### To do:
Check each line of the entries below for the string "Status"; copy every line where it appears.

### Input for this task:
——————
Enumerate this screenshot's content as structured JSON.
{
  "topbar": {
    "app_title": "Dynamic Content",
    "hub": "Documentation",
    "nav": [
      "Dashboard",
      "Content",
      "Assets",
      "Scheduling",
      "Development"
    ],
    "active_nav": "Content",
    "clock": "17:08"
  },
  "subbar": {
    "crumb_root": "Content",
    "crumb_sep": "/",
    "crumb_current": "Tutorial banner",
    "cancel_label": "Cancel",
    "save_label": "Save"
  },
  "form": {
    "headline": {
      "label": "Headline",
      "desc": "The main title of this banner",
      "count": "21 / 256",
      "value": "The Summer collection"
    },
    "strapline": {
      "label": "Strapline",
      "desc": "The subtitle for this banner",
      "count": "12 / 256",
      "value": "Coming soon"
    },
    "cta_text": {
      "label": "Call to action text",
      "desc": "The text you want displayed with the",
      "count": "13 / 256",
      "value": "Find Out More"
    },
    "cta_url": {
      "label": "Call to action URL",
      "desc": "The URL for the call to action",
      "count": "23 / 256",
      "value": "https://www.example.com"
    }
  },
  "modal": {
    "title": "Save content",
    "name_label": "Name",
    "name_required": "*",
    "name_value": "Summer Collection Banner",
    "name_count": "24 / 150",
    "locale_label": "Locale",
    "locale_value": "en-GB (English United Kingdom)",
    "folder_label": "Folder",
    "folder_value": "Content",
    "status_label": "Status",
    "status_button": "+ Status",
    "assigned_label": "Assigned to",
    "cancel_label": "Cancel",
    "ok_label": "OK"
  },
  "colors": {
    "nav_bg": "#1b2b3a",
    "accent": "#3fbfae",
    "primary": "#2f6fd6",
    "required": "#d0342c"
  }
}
——————
### Final answer:
    "status_label": "Status",
    "status_button": "+ Status",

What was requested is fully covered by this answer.